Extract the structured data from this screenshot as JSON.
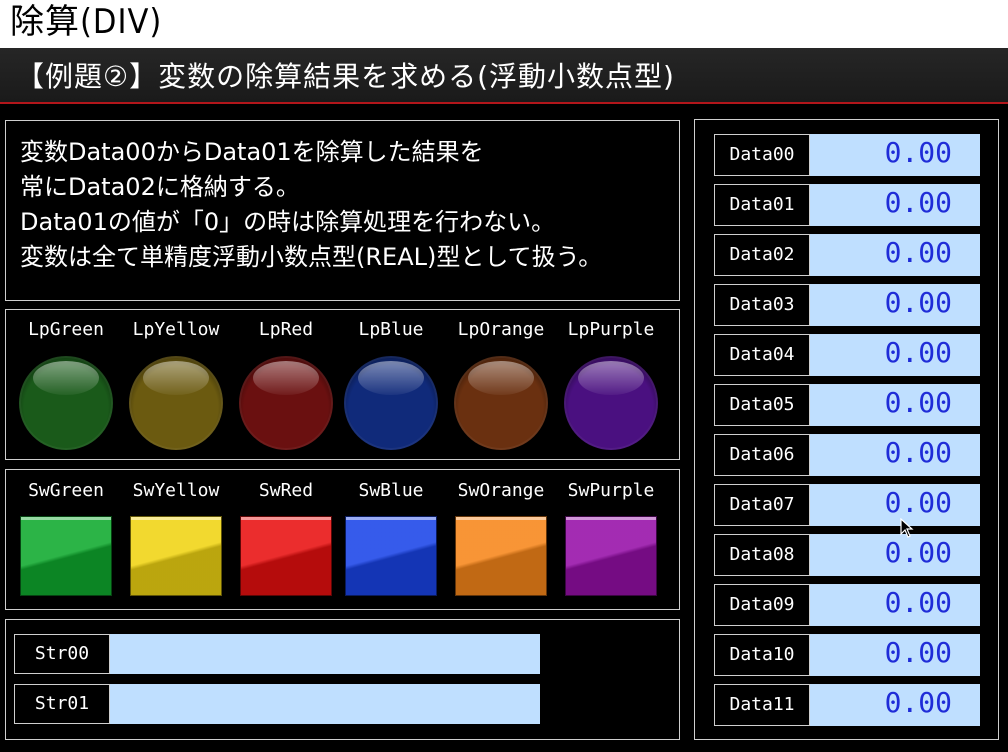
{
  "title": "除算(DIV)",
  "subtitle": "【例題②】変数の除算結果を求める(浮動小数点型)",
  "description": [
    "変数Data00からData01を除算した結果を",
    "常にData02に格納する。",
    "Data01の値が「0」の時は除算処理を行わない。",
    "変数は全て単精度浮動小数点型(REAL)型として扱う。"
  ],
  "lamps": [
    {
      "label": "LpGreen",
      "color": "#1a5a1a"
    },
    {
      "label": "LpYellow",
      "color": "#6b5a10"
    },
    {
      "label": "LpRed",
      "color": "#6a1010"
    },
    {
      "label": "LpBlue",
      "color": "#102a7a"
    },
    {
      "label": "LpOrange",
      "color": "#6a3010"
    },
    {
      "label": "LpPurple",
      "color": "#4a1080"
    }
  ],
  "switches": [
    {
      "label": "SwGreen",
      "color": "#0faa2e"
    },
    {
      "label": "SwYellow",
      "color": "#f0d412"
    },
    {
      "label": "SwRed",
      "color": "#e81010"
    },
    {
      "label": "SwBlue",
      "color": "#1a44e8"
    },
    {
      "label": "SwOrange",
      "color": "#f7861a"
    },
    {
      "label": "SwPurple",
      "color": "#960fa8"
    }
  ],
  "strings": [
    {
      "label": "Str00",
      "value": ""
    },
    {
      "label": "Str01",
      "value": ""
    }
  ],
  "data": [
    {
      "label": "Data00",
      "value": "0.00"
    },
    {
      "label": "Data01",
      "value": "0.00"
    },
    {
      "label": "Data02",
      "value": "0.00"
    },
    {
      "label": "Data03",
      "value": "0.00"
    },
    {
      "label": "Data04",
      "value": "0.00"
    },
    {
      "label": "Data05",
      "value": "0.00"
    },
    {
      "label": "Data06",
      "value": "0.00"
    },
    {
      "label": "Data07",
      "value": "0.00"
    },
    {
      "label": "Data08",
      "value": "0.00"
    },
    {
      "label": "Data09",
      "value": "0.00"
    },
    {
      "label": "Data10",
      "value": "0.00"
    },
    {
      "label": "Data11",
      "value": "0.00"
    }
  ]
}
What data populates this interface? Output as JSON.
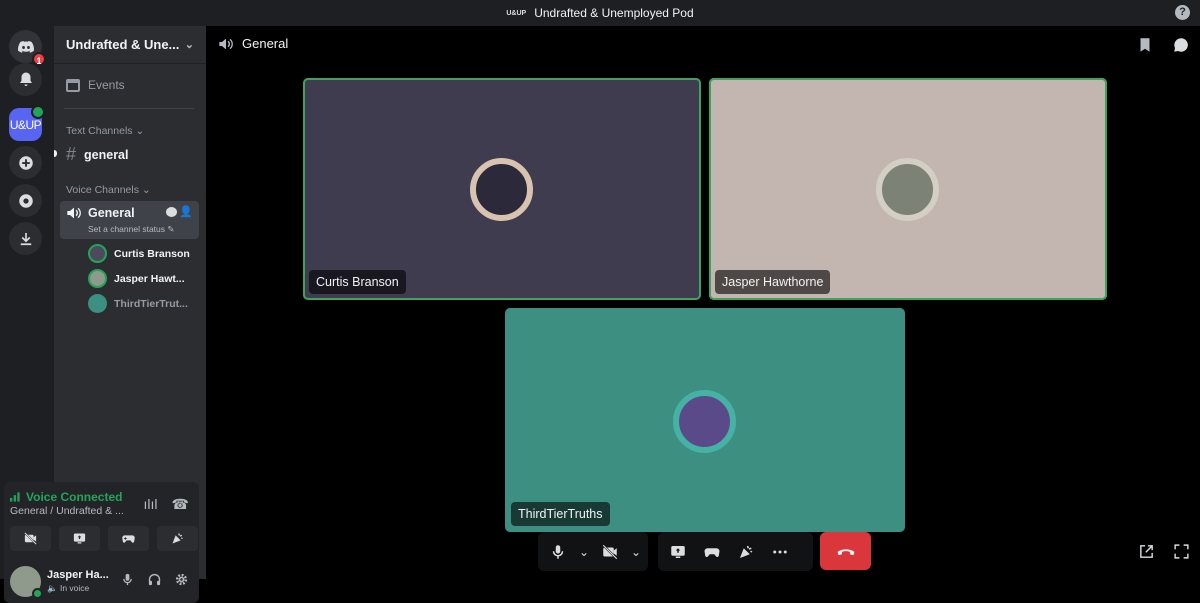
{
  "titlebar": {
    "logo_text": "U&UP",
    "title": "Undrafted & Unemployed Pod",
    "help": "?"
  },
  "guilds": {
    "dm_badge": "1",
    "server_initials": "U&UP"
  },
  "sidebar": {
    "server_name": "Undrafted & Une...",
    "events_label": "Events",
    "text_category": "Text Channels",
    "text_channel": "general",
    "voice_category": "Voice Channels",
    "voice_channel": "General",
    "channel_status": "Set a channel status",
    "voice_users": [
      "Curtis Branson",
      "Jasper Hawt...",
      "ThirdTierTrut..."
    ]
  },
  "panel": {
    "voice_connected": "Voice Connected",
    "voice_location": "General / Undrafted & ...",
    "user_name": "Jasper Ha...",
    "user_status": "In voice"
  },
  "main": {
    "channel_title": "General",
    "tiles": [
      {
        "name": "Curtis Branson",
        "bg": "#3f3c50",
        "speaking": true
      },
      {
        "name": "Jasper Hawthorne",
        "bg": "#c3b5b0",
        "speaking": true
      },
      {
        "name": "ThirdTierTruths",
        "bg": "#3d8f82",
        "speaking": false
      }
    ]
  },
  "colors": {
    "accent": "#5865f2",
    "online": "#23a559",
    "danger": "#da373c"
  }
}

────

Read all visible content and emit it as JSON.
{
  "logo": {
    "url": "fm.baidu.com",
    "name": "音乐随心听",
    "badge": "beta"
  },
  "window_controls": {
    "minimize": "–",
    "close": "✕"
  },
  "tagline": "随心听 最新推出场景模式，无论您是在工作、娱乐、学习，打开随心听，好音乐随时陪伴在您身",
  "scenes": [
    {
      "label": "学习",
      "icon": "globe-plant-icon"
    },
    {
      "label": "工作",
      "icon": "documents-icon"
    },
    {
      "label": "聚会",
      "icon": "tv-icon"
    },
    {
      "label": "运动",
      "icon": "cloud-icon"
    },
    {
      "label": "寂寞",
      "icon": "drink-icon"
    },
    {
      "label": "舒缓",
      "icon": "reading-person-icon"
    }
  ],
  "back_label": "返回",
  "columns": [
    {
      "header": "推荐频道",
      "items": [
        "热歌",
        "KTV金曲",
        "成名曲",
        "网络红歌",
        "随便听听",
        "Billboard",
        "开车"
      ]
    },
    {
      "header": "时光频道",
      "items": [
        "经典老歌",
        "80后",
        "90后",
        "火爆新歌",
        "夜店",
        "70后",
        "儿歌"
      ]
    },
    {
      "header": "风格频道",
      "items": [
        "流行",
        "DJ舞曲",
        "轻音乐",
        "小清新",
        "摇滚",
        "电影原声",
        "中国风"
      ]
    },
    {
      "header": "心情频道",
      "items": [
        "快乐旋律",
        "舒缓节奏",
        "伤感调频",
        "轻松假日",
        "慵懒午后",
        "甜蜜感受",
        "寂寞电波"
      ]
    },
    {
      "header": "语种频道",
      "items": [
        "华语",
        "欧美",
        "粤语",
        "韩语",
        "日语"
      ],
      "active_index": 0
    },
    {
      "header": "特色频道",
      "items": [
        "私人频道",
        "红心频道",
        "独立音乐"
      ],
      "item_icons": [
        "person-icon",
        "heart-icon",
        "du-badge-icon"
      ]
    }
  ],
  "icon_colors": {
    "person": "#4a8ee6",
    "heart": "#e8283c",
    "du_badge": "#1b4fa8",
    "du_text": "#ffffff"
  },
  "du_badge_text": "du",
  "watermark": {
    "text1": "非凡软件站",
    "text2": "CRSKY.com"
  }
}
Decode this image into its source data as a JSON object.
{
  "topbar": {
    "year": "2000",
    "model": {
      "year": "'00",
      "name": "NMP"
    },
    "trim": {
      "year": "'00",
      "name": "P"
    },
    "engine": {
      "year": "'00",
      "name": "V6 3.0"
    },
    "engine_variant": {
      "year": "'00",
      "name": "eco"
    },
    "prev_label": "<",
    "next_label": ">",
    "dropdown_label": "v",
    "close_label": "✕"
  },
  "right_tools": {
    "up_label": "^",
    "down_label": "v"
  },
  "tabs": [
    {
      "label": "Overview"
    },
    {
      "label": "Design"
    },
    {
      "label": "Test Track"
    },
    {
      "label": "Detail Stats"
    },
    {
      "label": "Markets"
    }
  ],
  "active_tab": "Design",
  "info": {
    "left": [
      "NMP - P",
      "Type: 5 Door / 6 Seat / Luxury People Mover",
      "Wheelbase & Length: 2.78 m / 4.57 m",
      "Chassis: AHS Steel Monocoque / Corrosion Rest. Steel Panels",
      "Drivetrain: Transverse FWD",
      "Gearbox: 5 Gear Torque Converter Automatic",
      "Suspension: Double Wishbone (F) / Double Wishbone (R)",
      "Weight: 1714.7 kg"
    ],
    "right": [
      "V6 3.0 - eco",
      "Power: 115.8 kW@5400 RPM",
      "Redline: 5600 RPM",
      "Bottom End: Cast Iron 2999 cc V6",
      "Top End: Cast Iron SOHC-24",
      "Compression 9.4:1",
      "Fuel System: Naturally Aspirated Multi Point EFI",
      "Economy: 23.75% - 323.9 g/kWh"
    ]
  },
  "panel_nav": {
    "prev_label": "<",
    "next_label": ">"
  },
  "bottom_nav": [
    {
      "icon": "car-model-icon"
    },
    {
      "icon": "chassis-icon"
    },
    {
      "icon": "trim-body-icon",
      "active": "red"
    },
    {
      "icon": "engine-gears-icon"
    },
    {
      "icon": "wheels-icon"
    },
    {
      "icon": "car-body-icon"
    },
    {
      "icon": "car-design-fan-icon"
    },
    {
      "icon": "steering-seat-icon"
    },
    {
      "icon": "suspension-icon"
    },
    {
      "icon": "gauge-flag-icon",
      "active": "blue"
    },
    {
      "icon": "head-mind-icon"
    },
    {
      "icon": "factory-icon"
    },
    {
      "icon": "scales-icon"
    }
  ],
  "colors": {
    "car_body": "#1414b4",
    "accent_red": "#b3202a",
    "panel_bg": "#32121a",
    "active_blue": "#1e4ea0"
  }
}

────

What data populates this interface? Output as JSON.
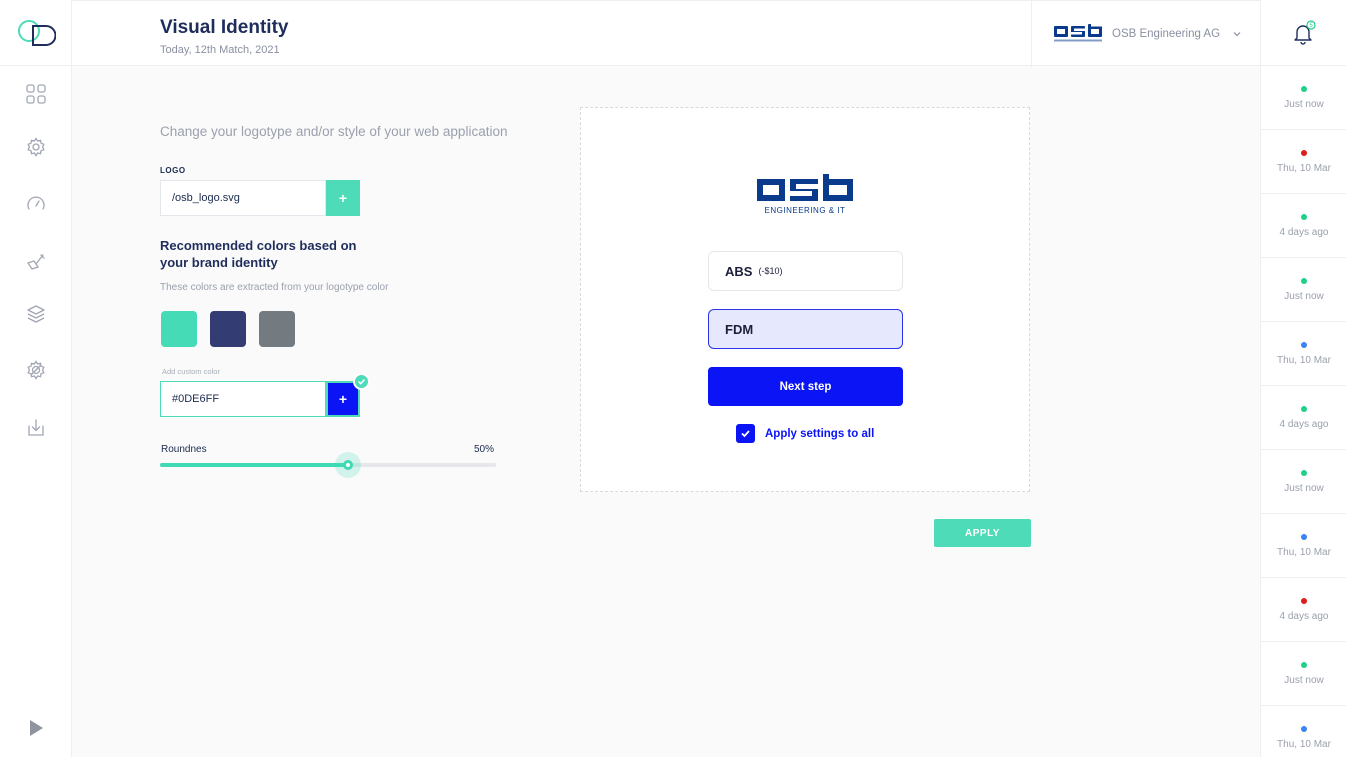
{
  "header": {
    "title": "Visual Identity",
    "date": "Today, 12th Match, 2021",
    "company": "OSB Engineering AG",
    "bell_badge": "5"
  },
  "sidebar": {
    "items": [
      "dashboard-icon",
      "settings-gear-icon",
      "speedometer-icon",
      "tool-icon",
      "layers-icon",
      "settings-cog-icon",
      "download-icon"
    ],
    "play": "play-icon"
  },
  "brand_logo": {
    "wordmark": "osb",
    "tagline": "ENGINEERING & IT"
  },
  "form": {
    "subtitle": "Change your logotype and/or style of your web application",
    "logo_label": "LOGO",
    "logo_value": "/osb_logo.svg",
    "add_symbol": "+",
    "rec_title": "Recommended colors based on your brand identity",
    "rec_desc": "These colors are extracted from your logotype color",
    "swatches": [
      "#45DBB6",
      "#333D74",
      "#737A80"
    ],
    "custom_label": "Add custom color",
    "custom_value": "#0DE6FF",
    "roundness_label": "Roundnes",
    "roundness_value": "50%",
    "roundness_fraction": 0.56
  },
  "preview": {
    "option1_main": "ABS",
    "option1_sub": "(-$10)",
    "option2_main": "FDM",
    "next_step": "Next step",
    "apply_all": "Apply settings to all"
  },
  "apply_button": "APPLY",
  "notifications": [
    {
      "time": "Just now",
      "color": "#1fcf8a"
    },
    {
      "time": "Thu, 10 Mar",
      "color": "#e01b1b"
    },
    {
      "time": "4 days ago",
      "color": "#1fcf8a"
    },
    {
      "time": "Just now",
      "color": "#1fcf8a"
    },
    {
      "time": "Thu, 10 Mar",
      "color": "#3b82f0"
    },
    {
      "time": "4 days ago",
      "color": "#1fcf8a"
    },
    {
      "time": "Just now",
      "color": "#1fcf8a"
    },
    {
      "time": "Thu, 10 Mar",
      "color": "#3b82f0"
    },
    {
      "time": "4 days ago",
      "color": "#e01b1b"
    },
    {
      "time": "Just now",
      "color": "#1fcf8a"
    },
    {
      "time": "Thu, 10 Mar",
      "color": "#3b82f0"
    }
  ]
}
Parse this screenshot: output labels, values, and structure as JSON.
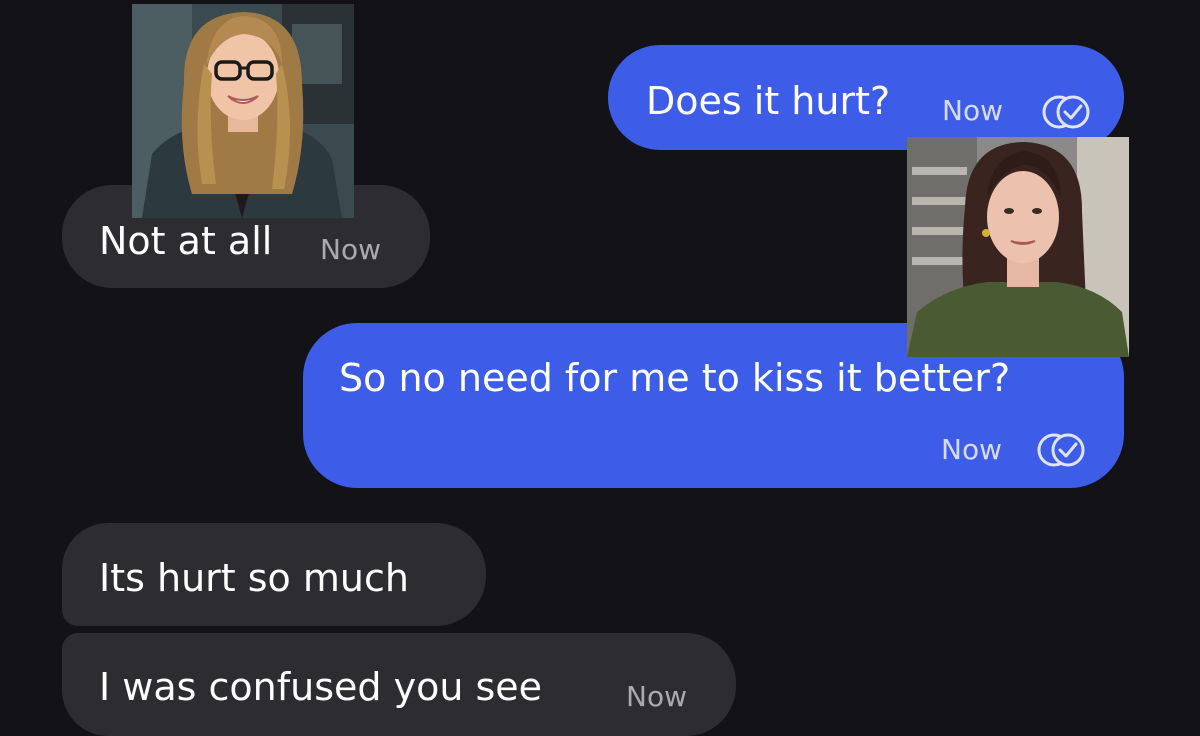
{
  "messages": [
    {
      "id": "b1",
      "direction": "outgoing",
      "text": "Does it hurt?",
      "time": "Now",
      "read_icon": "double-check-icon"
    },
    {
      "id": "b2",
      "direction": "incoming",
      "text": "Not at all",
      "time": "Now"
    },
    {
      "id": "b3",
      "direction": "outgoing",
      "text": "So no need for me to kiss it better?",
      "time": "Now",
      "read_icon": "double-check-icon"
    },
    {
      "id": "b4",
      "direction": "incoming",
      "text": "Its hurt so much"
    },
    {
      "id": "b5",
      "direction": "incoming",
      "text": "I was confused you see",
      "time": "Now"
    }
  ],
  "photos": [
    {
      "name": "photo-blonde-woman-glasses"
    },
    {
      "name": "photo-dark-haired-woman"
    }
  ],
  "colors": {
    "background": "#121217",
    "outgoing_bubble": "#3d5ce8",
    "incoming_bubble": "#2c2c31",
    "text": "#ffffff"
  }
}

────

● **TASK INSTRUCTIONS**
Pull out every line in the material above where "settings" occurs.

● **OUTPUT**
      "settings-gear-icon",
      "settings-cog-icon",
    "apply_all": "Apply settings to all"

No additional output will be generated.